- Exercise materials
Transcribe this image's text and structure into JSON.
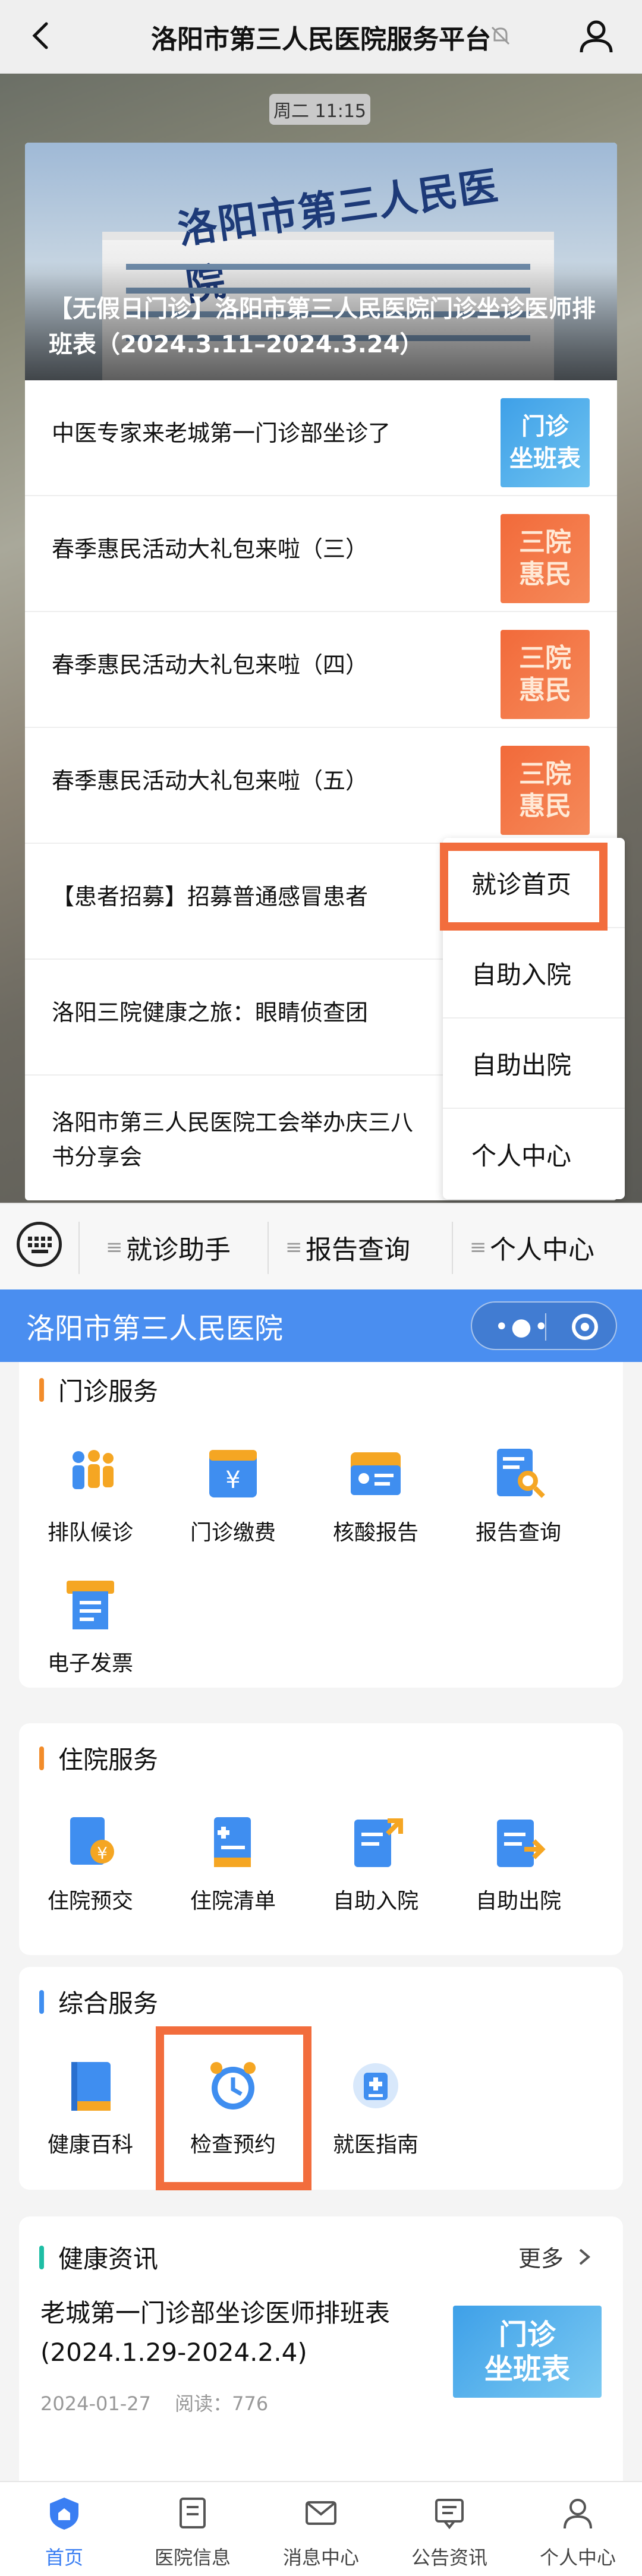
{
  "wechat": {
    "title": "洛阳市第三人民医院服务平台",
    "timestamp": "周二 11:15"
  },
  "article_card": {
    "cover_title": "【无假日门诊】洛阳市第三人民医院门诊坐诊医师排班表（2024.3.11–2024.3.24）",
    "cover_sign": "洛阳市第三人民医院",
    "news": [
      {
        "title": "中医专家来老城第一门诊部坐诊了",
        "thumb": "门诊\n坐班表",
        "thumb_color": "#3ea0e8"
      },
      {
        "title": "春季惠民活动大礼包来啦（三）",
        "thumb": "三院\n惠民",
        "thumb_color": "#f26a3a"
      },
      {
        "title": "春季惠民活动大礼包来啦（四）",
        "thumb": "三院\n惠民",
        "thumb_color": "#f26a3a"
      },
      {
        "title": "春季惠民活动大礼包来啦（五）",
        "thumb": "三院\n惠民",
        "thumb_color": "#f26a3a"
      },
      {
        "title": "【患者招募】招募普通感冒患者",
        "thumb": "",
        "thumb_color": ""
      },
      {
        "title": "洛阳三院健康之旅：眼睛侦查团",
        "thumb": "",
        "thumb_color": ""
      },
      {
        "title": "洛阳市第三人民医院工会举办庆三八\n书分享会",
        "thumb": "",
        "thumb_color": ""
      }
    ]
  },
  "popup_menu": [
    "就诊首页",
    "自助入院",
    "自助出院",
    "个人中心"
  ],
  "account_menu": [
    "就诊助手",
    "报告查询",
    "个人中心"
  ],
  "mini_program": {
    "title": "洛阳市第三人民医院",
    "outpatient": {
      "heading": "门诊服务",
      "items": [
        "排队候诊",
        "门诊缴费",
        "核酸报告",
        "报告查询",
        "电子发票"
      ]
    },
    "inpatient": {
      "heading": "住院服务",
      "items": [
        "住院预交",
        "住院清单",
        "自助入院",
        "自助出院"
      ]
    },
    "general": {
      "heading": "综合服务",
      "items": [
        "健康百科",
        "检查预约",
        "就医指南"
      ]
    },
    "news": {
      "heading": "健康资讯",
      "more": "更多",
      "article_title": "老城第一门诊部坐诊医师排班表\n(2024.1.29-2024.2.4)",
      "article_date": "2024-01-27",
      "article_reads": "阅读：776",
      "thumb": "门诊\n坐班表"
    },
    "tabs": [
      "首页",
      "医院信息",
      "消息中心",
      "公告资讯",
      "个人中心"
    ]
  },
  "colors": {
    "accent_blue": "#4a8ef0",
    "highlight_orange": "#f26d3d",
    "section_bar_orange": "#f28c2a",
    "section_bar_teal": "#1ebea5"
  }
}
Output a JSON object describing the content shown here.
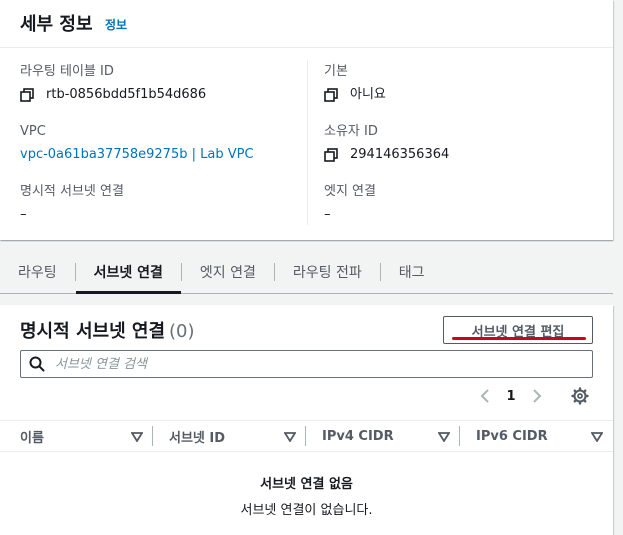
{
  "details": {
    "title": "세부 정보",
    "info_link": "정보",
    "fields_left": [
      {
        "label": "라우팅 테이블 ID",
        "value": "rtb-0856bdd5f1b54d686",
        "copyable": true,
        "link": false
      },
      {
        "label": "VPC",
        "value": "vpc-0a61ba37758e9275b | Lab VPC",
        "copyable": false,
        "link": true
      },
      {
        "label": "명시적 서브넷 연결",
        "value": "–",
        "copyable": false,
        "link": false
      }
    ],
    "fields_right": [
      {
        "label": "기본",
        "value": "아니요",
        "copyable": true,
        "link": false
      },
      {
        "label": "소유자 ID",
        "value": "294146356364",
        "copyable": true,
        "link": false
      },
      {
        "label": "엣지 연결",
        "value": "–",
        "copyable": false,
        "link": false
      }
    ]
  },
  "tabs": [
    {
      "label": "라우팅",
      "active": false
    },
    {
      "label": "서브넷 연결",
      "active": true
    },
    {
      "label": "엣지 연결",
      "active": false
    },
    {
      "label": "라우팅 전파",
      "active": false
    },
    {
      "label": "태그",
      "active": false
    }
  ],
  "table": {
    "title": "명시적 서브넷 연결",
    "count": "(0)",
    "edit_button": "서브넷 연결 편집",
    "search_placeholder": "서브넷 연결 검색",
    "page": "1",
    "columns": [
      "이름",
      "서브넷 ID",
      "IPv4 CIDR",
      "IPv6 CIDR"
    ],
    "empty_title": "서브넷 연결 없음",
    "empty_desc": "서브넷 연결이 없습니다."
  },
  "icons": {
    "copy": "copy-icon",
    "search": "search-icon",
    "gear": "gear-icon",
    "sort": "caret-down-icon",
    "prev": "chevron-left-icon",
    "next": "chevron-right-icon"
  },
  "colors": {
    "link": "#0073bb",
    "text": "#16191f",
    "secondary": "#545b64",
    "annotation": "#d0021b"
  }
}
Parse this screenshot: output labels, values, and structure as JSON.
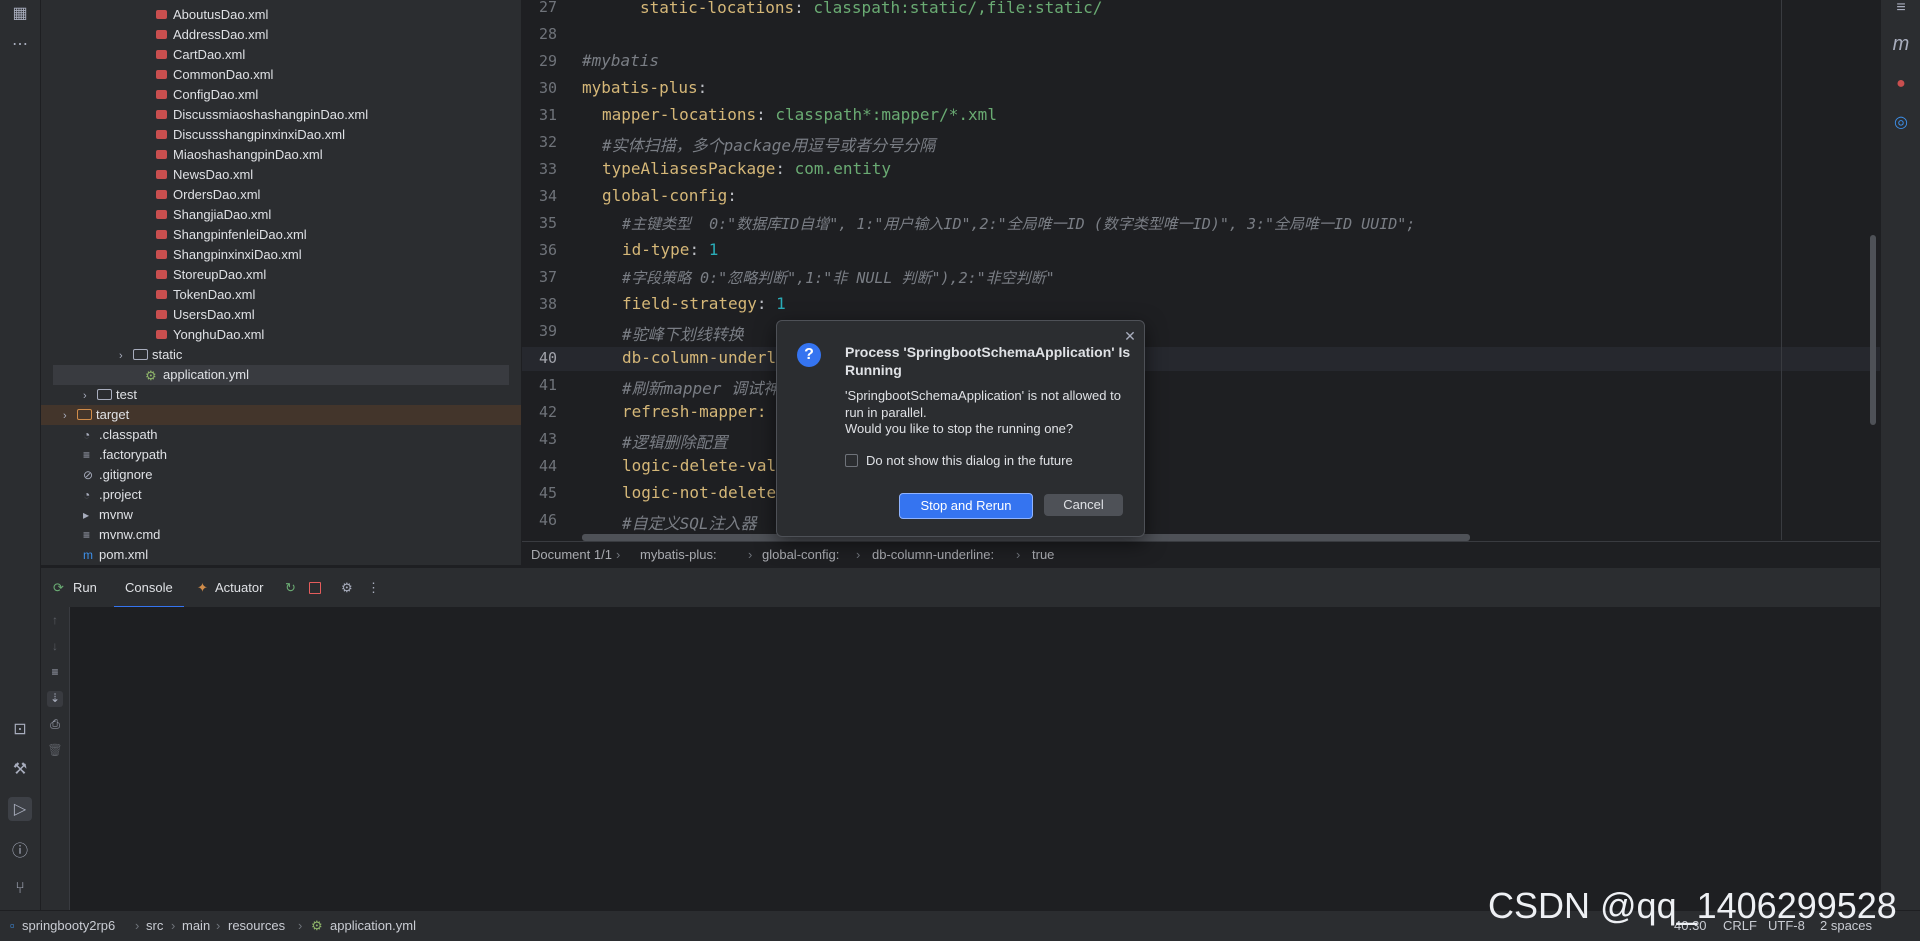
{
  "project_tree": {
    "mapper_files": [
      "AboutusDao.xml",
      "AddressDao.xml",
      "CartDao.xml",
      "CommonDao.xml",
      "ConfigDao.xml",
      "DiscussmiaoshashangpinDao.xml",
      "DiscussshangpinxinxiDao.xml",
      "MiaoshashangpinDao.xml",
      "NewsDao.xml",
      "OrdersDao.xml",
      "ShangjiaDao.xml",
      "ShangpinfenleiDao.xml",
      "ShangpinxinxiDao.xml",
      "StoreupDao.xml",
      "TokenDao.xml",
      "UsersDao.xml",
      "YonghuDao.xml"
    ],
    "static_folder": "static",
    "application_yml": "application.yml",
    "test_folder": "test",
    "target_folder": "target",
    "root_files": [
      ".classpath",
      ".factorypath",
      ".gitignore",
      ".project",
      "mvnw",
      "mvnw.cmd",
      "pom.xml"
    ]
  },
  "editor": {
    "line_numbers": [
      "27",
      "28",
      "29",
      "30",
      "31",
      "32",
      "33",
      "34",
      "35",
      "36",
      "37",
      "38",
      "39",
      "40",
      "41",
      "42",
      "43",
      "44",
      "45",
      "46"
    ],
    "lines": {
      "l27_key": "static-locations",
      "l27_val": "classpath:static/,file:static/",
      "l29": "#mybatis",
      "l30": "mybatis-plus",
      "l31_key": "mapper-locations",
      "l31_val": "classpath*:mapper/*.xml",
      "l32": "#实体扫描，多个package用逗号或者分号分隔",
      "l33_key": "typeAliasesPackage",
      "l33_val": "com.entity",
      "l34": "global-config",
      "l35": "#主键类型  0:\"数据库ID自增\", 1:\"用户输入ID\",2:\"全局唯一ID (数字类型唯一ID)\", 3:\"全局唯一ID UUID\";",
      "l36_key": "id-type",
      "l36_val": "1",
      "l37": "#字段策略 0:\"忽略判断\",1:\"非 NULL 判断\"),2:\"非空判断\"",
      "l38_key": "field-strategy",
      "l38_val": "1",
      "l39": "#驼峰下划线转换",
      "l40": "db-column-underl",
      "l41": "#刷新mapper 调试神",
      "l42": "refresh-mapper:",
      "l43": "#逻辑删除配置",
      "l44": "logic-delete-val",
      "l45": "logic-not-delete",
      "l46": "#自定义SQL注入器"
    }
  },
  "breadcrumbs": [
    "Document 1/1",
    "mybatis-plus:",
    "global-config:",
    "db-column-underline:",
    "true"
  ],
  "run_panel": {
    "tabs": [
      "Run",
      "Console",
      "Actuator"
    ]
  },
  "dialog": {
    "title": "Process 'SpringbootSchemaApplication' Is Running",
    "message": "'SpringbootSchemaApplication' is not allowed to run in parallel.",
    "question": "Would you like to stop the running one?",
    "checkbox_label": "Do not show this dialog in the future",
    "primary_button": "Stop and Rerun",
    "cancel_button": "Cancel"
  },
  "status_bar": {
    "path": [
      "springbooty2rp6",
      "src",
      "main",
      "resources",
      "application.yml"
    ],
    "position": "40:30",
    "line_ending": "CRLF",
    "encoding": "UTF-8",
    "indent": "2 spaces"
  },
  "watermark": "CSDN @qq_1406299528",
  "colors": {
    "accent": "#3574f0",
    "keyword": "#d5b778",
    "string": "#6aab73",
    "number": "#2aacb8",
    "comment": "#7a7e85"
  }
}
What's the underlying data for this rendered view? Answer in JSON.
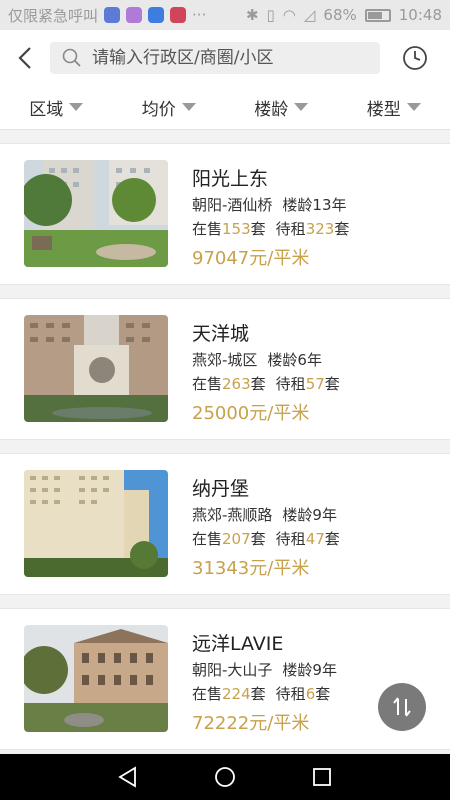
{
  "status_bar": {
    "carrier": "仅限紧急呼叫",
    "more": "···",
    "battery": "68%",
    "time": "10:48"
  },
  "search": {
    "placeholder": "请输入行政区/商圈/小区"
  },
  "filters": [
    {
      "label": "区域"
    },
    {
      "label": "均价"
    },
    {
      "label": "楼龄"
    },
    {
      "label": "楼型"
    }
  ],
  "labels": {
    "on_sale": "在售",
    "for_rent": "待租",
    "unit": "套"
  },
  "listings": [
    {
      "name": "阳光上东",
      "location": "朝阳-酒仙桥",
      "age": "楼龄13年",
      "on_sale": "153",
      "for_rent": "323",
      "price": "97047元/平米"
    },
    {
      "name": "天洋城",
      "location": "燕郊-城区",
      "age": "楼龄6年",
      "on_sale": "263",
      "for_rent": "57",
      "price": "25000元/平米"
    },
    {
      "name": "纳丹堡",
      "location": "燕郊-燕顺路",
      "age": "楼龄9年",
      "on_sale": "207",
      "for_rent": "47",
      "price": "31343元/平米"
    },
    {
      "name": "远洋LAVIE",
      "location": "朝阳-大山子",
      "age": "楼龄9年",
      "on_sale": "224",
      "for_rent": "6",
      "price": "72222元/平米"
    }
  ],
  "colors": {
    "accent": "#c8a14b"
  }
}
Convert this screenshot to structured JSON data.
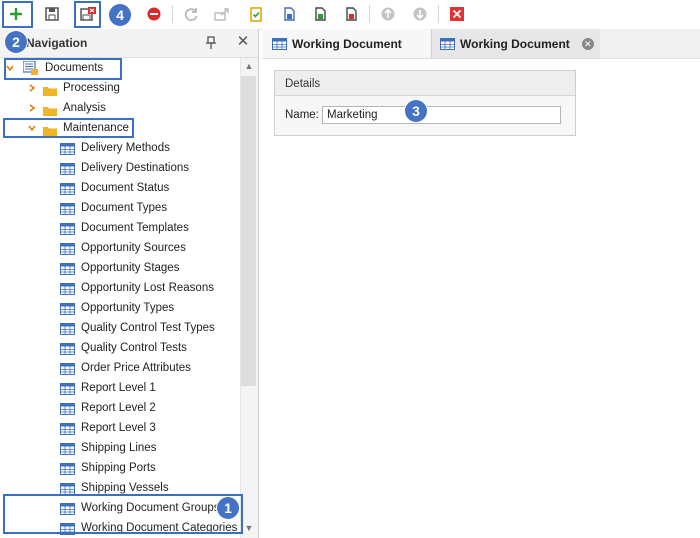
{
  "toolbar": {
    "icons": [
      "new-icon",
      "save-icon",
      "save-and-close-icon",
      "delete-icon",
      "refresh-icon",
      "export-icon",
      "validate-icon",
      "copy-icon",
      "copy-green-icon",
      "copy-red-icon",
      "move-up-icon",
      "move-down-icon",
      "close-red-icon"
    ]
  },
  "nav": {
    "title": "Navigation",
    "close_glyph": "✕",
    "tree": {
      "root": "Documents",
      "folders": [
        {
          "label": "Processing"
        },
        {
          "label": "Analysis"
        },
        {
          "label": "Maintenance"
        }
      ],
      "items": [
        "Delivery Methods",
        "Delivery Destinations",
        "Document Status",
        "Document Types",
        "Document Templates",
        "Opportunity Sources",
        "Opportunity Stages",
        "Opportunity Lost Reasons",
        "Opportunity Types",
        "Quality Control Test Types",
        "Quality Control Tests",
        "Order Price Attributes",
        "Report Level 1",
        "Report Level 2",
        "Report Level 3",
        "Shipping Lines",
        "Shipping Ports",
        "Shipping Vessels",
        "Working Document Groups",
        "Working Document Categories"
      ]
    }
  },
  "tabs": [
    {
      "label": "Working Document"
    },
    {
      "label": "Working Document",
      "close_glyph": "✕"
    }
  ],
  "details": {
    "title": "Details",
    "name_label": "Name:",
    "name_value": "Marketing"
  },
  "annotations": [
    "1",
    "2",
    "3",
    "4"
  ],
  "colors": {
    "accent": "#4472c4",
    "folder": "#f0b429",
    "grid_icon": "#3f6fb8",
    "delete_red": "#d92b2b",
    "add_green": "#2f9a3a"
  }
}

- Work required
Using the listing above, show each line holding the string "Working".

- Written solution
        "Working Document Groups",
        "Working Document Categories"
      "label": "Working Document"
      "label": "Working Document",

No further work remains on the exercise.